■ INSTRUCTION ■
Any picture among the records should be left out, please; retype the rest exactly.

================

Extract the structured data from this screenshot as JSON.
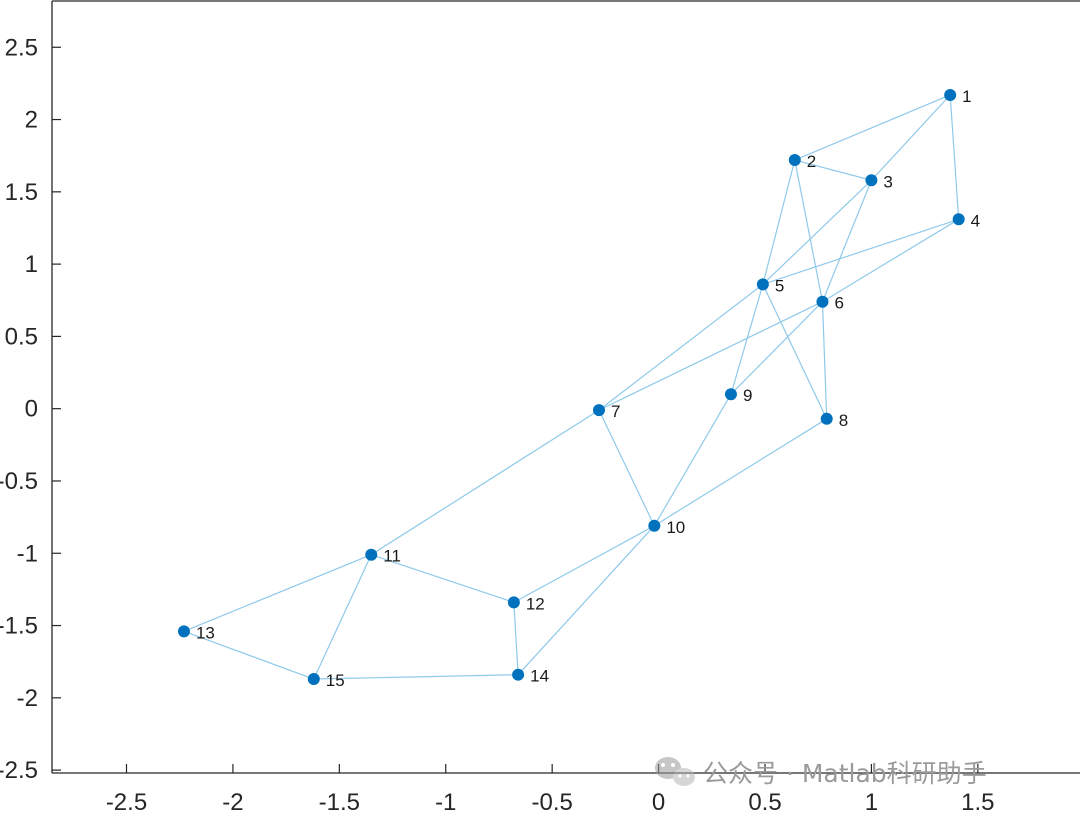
{
  "chart_data": {
    "type": "graph",
    "xlim": [
      -2.85,
      1.98
    ],
    "ylim": [
      -2.52,
      2.82
    ],
    "x_ticks": [
      -2.5,
      -2,
      -1.5,
      -1,
      -0.5,
      0,
      0.5,
      1,
      1.5
    ],
    "x_tick_labels": [
      "-2.5",
      "-2",
      "-1.5",
      "-1",
      "-0.5",
      "0",
      "0.5",
      "1",
      "1.5"
    ],
    "y_ticks": [
      -2.5,
      -2,
      -1.5,
      -1,
      -0.5,
      0,
      0.5,
      1,
      1.5,
      2,
      2.5
    ],
    "y_tick_labels": [
      "-2.5",
      "-2",
      "-1.5",
      "-1",
      "-0.5",
      "0",
      "0.5",
      "1",
      "1.5",
      "2",
      "2.5"
    ],
    "grid": false,
    "node_color": "#0072bd",
    "edge_color": "#8fc9ea",
    "nodes": [
      {
        "label": "1",
        "x": 1.37,
        "y": 2.17
      },
      {
        "label": "2",
        "x": 0.64,
        "y": 1.72
      },
      {
        "label": "3",
        "x": 1.0,
        "y": 1.58
      },
      {
        "label": "4",
        "x": 1.41,
        "y": 1.31
      },
      {
        "label": "5",
        "x": 0.49,
        "y": 0.86
      },
      {
        "label": "6",
        "x": 0.77,
        "y": 0.74
      },
      {
        "label": "7",
        "x": -0.28,
        "y": -0.01
      },
      {
        "label": "8",
        "x": 0.79,
        "y": -0.07
      },
      {
        "label": "9",
        "x": 0.34,
        "y": 0.1
      },
      {
        "label": "10",
        "x": -0.02,
        "y": -0.81
      },
      {
        "label": "11",
        "x": -1.35,
        "y": -1.01
      },
      {
        "label": "12",
        "x": -0.68,
        "y": -1.34
      },
      {
        "label": "13",
        "x": -2.23,
        "y": -1.54
      },
      {
        "label": "14",
        "x": -0.66,
        "y": -1.84
      },
      {
        "label": "15",
        "x": -1.62,
        "y": -1.87
      }
    ],
    "edges": [
      [
        1,
        2
      ],
      [
        1,
        3
      ],
      [
        1,
        4
      ],
      [
        2,
        3
      ],
      [
        2,
        5
      ],
      [
        2,
        6
      ],
      [
        3,
        5
      ],
      [
        3,
        6
      ],
      [
        4,
        5
      ],
      [
        4,
        6
      ],
      [
        5,
        7
      ],
      [
        5,
        8
      ],
      [
        5,
        9
      ],
      [
        6,
        7
      ],
      [
        6,
        8
      ],
      [
        6,
        9
      ],
      [
        7,
        10
      ],
      [
        7,
        11
      ],
      [
        9,
        10
      ],
      [
        8,
        10
      ],
      [
        10,
        12
      ],
      [
        10,
        14
      ],
      [
        11,
        12
      ],
      [
        11,
        13
      ],
      [
        11,
        15
      ],
      [
        12,
        14
      ],
      [
        13,
        15
      ],
      [
        14,
        15
      ]
    ]
  },
  "watermark": {
    "text": "公众号 · Matlab科研助手",
    "icon": "wechat-icon"
  }
}
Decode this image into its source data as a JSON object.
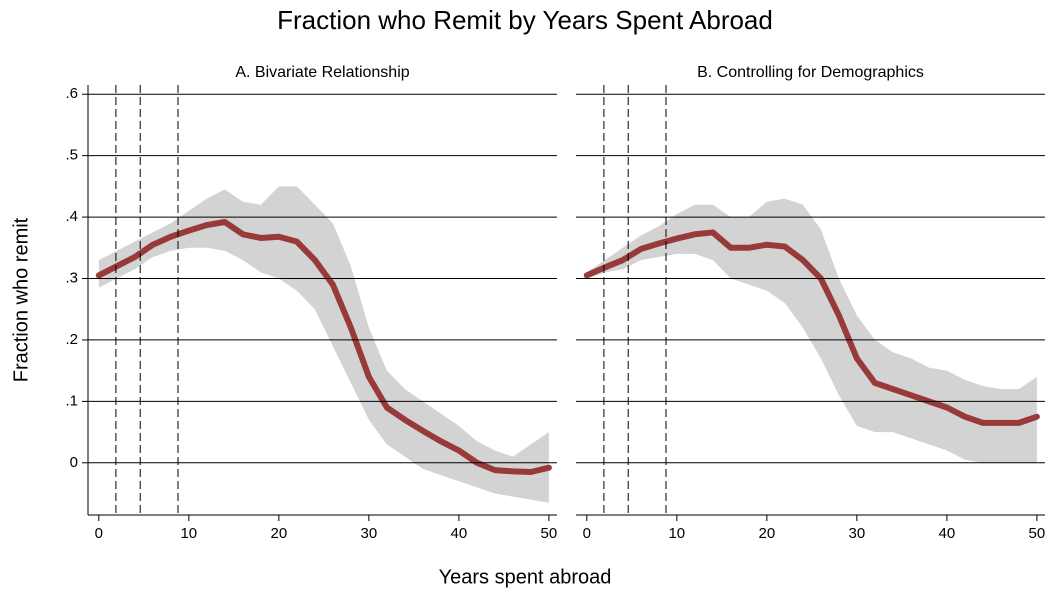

================

■ SOLUTION TO THIS TASK ■
Extract the structured data from this screenshot as JSON.
{
  "chart_data": {
    "type": "graph",
    "xlim": [
      -2.85,
      1.98
    ],
    "ylim": [
      -2.52,
      2.82
    ],
    "x_ticks": [
      -2.5,
      -2,
      -1.5,
      -1,
      -0.5,
      0,
      0.5,
      1,
      1.5
    ],
    "x_tick_labels": [
      "-2.5",
      "-2",
      "-1.5",
      "-1",
      "-0.5",
      "0",
      "0.5",
      "1",
      "1.5"
    ],
    "y_ticks": [
      -2.5,
      -2,
      -1.5,
      -1,
      -0.5,
      0,
      0.5,
      1,
      1.5,
      2,
      2.5
    ],
    "y_tick_labels": [
      "-2.5",
      "-2",
      "-1.5",
      "-1",
      "-0.5",
      "0",
      "0.5",
      "1",
      "1.5",
      "2",
      "2.5"
    ],
    "grid": false,
    "node_color": "#0072bd",
    "edge_color": "#8fc9ea",
    "nodes": [
      {
        "label": "1",
        "x": 1.37,
        "y": 2.17
      },
      {
        "label": "2",
        "x": 0.64,
        "y": 1.72
      },
      {
        "label": "3",
        "x": 1.0,
        "y": 1.58
      },
      {
        "label": "4",
        "x": 1.41,
        "y": 1.31
      },
      {
        "label": "5",
        "x": 0.49,
        "y": 0.86
      },
      {
        "label": "6",
        "x": 0.77,
        "y": 0.74
      },
      {
        "label": "7",
        "x": -0.28,
        "y": -0.01
      },
      {
        "label": "8",
        "x": 0.79,
        "y": -0.07
      },
      {
        "label": "9",
        "x": 0.34,
        "y": 0.1
      },
      {
        "label": "10",
        "x": -0.02,
        "y": -0.81
      },
      {
        "label": "11",
        "x": -1.35,
        "y": -1.01
      },
      {
        "label": "12",
        "x": -0.68,
        "y": -1.34
      },
      {
        "label": "13",
        "x": -2.23,
        "y": -1.54
      },
      {
        "label": "14",
        "x": -0.66,
        "y": -1.84
      },
      {
        "label": "15",
        "x": -1.62,
        "y": -1.87
      }
    ],
    "edges": [
      [
        1,
        2
      ],
      [
        1,
        3
      ],
      [
        1,
        4
      ],
      [
        2,
        3
      ],
      [
        2,
        5
      ],
      [
        2,
        6
      ],
      [
        3,
        5
      ],
      [
        3,
        6
      ],
      [
        4,
        5
      ],
      [
        4,
        6
      ],
      [
        5,
        7
      ],
      [
        5,
        8
      ],
      [
        5,
        9
      ],
      [
        6,
        7
      ],
      [
        6,
        8
      ],
      [
        6,
        9
      ],
      [
        7,
        10
      ],
      [
        7,
        11
      ],
      [
        9,
        10
      ],
      [
        8,
        10
      ],
      [
        10,
        12
      ],
      [
        10,
        14
      ],
      [
        11,
        12
      ],
      [
        11,
        13
      ],
      [
        11,
        15
      ],
      [
        12,
        14
      ],
      [
        13,
        15
      ],
      [
        14,
        15
      ]
    ]
  },
  "watermark": {
    "text": "公众号 · Matlab科研助手",
    "icon": "wechat-icon"
  }
}
Decode this image into its source data as a JSON object.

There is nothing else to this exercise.